=== DIRECTIONS ===
Tally the lines of the data that include the word "организацией" and state the total, nothing else.

-- START OF RECORDS PROVIDED --

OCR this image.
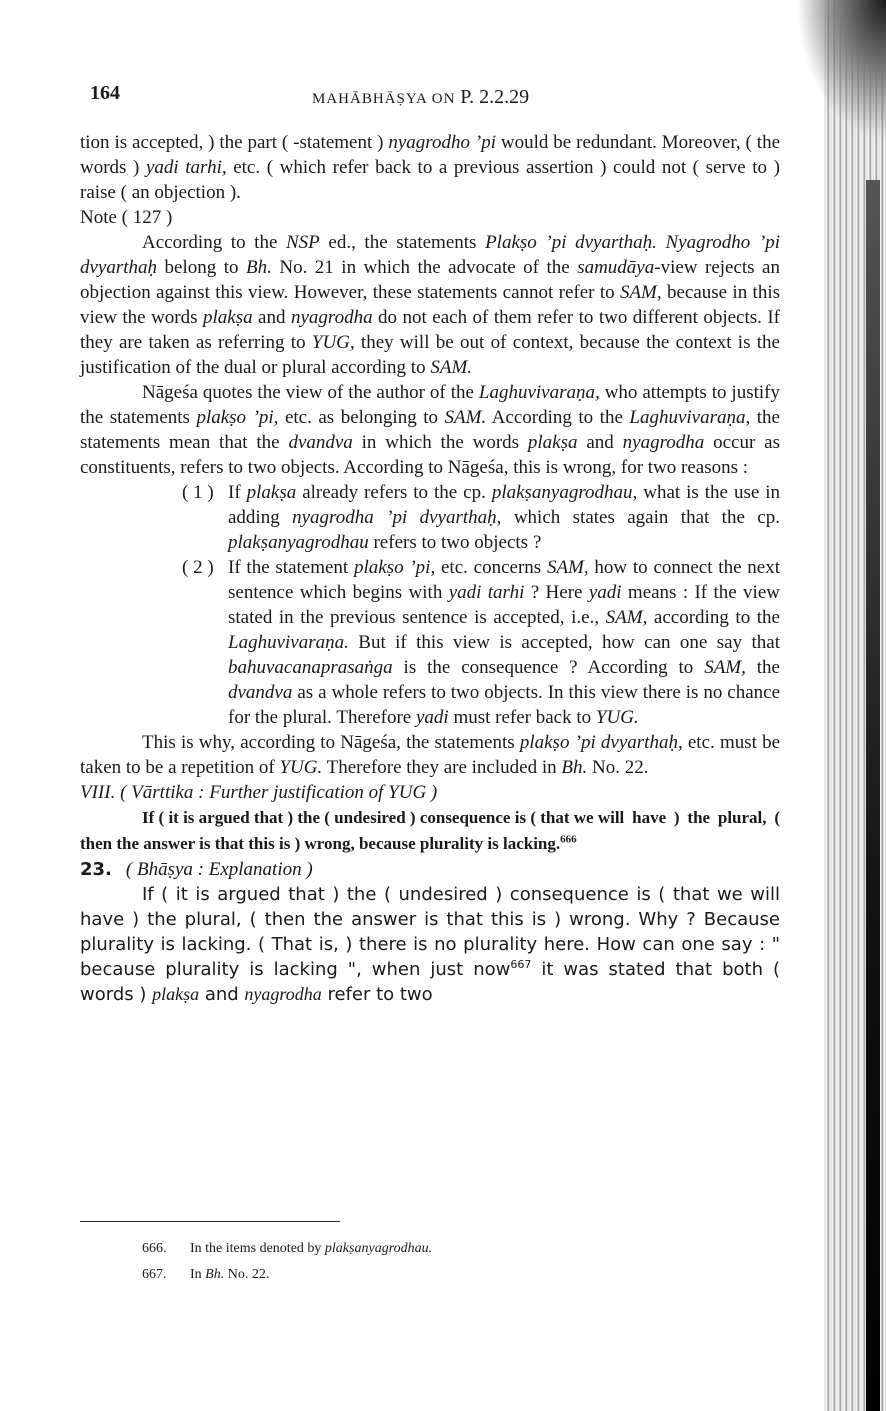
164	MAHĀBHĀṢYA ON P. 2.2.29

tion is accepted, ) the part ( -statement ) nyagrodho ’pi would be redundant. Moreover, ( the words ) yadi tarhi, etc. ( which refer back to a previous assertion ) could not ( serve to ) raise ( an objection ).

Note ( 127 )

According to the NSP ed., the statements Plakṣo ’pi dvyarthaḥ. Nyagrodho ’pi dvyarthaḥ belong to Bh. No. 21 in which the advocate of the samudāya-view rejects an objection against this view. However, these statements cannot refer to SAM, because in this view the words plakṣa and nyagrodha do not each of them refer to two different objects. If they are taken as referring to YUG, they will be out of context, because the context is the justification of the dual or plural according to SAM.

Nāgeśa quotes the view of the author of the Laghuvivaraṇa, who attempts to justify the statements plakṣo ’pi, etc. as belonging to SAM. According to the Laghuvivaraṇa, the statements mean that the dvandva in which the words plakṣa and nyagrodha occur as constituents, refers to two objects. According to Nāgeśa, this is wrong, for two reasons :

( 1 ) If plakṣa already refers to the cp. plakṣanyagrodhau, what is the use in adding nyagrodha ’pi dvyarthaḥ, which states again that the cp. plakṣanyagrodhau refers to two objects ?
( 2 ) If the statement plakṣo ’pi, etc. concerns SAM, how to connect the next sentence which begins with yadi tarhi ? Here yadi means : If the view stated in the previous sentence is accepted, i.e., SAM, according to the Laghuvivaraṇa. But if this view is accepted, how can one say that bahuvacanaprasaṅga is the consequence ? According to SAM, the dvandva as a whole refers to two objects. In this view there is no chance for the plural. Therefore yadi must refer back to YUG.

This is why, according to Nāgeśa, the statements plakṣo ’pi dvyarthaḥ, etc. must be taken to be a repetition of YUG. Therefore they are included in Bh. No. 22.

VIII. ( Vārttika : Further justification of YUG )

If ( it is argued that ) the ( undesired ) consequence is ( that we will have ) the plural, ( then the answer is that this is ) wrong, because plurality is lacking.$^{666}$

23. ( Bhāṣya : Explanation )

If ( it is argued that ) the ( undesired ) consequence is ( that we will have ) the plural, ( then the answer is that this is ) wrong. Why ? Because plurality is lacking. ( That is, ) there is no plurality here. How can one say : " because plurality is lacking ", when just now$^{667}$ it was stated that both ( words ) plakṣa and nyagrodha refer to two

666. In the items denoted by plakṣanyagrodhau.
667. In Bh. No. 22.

-- END OF RECORDS PROVIDED --
-- START OF RECORDS PROVIDED --

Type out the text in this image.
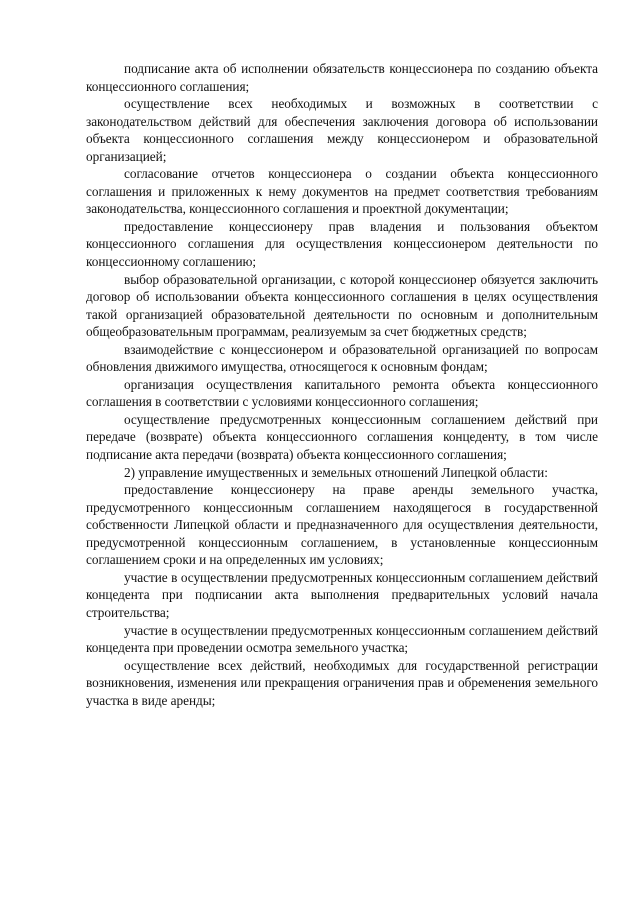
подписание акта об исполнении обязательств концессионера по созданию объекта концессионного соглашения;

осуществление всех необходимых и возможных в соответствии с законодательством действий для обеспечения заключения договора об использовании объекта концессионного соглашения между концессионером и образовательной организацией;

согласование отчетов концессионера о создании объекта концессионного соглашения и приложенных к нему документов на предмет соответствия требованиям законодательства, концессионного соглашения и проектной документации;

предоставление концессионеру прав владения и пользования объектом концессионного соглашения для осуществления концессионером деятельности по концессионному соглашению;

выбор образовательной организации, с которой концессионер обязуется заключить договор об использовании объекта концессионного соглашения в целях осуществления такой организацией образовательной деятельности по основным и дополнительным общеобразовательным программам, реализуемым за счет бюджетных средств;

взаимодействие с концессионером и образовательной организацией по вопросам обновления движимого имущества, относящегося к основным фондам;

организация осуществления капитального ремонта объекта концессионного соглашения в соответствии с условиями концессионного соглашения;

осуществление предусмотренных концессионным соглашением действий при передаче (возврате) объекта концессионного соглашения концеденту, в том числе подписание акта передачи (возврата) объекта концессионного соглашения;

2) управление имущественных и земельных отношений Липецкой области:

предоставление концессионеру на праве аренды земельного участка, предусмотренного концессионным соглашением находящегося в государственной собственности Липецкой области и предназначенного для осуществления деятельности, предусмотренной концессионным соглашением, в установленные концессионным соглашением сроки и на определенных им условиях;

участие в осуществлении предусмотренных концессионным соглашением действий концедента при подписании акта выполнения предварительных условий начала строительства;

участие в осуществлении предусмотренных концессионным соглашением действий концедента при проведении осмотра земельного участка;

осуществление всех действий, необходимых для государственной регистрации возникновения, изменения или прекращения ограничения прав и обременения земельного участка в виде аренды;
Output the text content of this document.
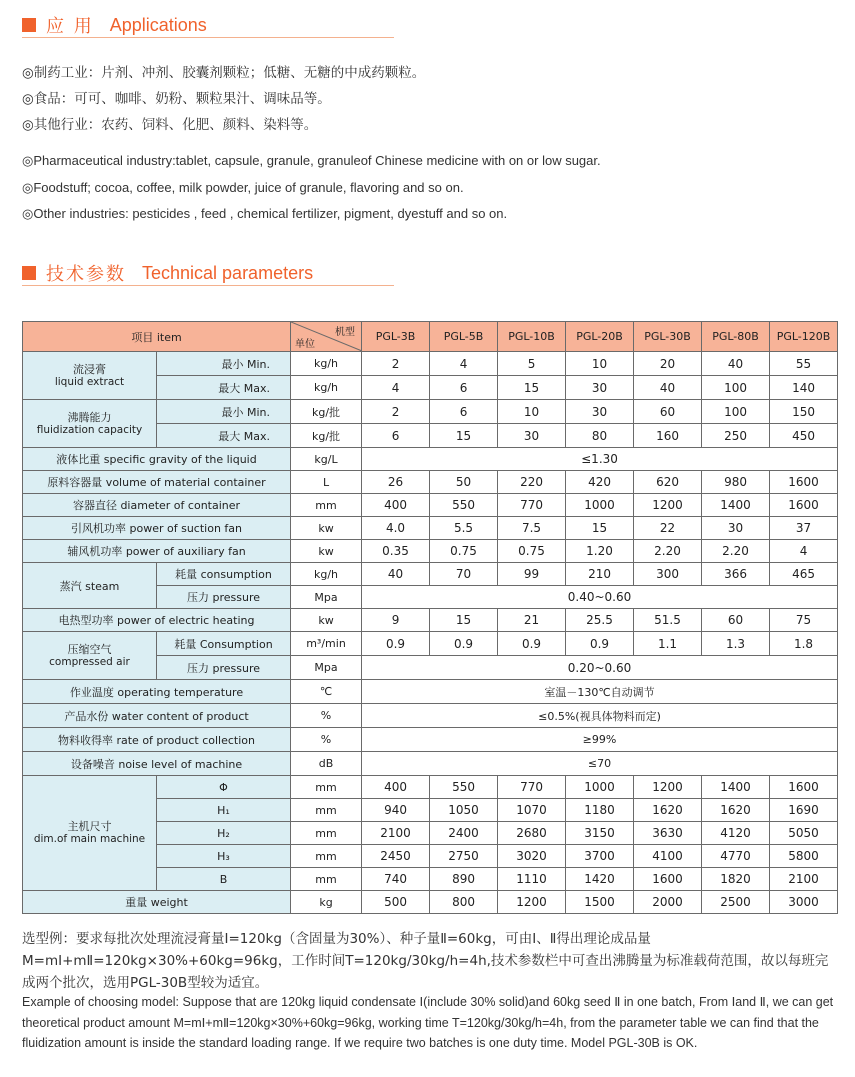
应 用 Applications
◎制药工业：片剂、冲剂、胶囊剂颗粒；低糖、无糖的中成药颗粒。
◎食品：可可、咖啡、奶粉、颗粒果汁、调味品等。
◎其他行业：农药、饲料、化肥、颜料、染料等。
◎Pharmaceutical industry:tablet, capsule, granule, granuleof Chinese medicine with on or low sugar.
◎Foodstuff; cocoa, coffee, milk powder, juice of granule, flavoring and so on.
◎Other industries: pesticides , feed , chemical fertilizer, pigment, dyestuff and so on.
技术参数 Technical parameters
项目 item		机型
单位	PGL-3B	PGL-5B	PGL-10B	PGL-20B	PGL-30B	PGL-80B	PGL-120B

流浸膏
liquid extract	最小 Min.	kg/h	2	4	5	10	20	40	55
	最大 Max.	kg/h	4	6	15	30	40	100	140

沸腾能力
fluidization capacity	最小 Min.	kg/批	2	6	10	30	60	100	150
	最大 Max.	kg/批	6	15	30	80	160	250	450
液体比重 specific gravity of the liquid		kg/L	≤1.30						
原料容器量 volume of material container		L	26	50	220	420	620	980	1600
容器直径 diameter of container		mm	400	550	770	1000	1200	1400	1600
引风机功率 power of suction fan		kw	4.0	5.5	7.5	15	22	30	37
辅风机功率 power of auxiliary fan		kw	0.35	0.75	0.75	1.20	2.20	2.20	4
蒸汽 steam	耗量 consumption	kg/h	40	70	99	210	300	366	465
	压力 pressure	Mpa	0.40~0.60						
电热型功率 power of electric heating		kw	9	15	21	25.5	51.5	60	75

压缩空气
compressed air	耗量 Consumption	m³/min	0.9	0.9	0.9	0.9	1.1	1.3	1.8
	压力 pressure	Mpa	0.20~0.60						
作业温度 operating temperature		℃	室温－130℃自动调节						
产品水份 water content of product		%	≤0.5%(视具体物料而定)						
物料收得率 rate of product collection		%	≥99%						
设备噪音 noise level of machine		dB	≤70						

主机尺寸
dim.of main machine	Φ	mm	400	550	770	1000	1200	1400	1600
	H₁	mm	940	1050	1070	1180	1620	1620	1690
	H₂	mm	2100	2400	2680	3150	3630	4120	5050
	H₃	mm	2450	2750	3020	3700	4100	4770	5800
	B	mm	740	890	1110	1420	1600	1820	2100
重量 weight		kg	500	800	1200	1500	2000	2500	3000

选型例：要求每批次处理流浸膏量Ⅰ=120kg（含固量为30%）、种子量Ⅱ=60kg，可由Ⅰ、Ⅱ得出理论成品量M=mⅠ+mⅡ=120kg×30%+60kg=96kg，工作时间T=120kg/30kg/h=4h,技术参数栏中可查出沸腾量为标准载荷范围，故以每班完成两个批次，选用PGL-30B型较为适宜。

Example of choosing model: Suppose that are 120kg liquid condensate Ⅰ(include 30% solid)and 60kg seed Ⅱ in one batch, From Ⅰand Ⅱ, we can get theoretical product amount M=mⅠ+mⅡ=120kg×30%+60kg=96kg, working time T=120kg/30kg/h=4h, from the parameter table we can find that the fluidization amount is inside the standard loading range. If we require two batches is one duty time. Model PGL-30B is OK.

-- END OF RECORDS PROVIDED --

=== SOLUTION TO THIS PROBLEM ===
3